> [Your task]:
Take every line where the string "Apple" appears and copy it.

--- begin ---

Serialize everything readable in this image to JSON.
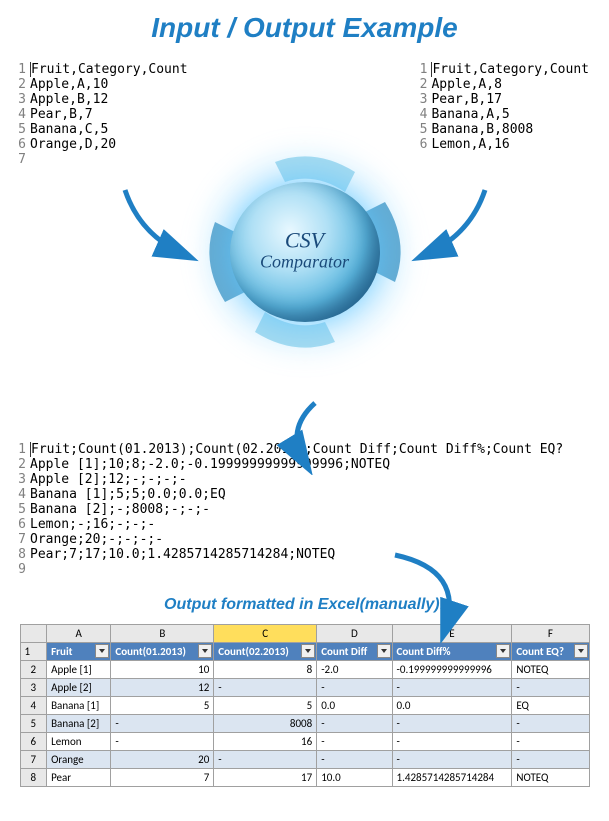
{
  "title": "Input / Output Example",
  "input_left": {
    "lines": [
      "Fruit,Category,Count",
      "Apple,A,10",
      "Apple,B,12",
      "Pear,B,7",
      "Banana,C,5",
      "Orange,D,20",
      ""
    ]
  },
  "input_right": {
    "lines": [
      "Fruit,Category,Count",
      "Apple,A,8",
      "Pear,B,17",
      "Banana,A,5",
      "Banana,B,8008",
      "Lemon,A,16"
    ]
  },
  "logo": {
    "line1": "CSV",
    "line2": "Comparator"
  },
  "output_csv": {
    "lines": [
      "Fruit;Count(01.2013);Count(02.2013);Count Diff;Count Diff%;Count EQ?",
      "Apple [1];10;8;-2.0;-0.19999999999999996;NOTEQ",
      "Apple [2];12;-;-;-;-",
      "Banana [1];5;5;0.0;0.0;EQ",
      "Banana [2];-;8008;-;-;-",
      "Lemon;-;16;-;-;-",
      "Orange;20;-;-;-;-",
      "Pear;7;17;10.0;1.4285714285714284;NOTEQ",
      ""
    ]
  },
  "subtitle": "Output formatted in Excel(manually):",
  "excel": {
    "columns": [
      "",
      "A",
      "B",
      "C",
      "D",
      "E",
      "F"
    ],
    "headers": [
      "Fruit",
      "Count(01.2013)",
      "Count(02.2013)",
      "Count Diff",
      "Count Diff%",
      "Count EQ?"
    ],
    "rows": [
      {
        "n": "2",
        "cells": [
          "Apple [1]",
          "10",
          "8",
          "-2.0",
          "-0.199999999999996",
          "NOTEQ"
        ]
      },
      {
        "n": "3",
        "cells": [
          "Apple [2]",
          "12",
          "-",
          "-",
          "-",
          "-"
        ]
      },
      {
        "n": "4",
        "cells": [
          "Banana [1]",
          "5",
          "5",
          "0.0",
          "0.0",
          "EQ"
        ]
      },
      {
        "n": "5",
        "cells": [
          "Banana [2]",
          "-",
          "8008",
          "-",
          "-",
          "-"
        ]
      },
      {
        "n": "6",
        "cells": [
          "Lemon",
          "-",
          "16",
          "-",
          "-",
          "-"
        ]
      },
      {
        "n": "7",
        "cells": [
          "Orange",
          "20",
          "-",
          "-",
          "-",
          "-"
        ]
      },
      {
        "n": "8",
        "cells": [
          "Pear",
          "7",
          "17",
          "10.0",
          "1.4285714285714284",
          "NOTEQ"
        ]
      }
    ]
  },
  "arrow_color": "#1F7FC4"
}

--- end ---

> [Answer to this exercise]:
      "Apple,A,10",
      "Apple,B,12",
      "Apple,A,8",
      "Apple [1];10;8;-2.0;-0.19999999999999996;NOTEQ",
      "Apple [2];12;-;-;-;-",
          "Apple [1]",
          "Apple [2]",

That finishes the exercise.